*Given records:*
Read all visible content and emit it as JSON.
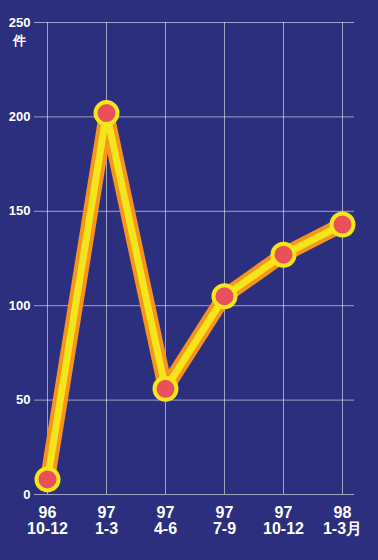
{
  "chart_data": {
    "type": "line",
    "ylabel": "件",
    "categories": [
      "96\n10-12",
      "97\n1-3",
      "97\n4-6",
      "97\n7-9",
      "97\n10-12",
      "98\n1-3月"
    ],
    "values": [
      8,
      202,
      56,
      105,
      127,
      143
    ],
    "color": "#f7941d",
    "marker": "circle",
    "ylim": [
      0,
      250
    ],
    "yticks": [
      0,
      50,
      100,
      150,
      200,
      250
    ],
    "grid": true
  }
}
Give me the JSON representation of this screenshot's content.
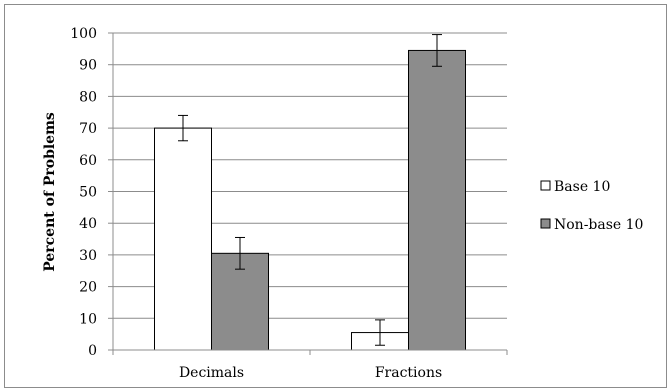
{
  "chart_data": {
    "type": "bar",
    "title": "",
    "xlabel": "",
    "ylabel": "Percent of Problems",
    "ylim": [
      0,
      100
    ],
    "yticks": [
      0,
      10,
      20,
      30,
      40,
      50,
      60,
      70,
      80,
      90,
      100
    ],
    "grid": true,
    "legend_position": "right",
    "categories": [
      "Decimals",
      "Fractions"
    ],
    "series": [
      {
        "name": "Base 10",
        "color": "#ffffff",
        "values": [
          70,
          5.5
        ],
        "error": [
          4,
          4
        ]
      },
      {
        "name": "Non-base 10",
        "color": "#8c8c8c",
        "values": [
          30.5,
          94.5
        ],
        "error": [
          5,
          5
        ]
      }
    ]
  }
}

*Exercise:*
Quote all the lines above exactly as given. Do not include the pictures.

*Task response:*
Read all visible content and emit it as JSON.
{
  "chart_data": {
    "type": "line",
    "ylabel": "件",
    "categories": [
      "96\n10-12",
      "97\n1-3",
      "97\n4-6",
      "97\n7-9",
      "97\n10-12",
      "98\n1-3月"
    ],
    "values": [
      8,
      202,
      56,
      105,
      127,
      143
    ],
    "color": "#f7941d",
    "marker": "circle",
    "ylim": [
      0,
      250
    ],
    "yticks": [
      0,
      50,
      100,
      150,
      200,
      250
    ],
    "grid": true
  }
}
Give me the JSON representation of this screenshot's content.
{
  "chart_data": {
    "type": "bar",
    "title": "",
    "xlabel": "",
    "ylabel": "Percent of Problems",
    "ylim": [
      0,
      100
    ],
    "yticks": [
      0,
      10,
      20,
      30,
      40,
      50,
      60,
      70,
      80,
      90,
      100
    ],
    "grid": true,
    "legend_position": "right",
    "categories": [
      "Decimals",
      "Fractions"
    ],
    "series": [
      {
        "name": "Base 10",
        "color": "#ffffff",
        "values": [
          70,
          5.5
        ],
        "error": [
          4,
          4
        ]
      },
      {
        "name": "Non-base 10",
        "color": "#8c8c8c",
        "values": [
          30.5,
          94.5
        ],
        "error": [
          5,
          5
        ]
      }
    ]
  }
}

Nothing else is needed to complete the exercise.